─── Given records

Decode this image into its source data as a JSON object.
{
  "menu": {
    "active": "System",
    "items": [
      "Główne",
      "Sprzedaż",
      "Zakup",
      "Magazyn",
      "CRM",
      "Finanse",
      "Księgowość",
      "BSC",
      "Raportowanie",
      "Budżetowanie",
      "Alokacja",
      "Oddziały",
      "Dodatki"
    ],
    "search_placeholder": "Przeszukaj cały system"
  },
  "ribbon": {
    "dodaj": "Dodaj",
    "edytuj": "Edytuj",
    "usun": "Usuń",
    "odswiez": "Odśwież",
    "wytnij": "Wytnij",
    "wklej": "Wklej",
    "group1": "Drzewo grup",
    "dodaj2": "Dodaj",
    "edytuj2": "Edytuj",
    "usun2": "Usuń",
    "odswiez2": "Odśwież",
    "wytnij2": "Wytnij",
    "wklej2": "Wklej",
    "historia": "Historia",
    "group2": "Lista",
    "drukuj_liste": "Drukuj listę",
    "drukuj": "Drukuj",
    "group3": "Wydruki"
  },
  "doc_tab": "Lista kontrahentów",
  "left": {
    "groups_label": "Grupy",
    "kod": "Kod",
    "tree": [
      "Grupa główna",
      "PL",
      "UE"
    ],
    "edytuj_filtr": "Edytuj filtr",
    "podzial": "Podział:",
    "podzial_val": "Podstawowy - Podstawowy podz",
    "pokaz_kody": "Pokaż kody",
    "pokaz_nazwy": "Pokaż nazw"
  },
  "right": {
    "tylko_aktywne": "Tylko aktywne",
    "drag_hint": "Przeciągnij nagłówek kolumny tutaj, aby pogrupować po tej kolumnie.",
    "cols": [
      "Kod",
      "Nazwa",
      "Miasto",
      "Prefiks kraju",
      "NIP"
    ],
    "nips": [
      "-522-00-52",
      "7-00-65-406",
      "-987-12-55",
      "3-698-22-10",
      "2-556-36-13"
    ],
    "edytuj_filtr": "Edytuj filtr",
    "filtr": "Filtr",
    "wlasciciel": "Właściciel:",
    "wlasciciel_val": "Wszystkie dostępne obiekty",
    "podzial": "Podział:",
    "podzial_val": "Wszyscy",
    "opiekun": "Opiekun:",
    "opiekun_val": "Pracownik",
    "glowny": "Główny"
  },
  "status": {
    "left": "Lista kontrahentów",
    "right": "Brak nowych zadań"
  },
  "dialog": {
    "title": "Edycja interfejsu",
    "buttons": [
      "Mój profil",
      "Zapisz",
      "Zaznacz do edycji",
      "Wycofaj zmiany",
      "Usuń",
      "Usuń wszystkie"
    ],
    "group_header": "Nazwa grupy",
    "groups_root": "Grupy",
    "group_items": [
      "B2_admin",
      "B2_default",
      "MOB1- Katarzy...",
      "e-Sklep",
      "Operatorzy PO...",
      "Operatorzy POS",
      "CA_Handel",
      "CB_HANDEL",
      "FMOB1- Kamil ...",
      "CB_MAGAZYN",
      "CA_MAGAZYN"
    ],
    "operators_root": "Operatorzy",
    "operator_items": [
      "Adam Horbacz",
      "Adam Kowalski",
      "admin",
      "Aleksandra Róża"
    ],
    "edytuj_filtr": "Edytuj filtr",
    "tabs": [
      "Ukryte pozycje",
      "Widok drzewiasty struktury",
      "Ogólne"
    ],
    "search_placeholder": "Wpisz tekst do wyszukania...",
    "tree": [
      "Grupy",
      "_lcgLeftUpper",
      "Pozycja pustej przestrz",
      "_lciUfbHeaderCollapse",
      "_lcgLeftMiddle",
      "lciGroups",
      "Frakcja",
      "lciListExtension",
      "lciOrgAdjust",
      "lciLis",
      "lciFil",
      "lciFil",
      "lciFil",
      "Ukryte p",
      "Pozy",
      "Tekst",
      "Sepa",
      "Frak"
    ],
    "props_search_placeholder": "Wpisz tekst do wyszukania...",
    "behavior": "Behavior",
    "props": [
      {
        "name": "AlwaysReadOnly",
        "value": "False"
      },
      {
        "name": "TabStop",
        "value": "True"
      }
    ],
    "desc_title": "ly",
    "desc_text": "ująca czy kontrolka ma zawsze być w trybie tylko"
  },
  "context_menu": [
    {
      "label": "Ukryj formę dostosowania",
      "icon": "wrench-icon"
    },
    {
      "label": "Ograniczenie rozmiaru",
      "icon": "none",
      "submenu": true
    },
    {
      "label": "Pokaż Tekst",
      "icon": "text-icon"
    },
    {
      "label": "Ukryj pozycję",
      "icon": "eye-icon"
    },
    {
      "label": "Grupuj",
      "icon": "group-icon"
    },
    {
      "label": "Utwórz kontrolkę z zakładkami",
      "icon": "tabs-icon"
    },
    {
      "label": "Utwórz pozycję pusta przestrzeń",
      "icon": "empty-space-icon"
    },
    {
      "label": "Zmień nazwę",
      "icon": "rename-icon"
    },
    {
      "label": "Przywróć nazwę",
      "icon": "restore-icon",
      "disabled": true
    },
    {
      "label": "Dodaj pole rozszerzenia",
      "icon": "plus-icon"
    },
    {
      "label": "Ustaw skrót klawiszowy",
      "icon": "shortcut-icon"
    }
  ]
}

──────

Goal:
Say how many lines of the material contain the word "nazwę", with no other text.

Result for this exercise:
2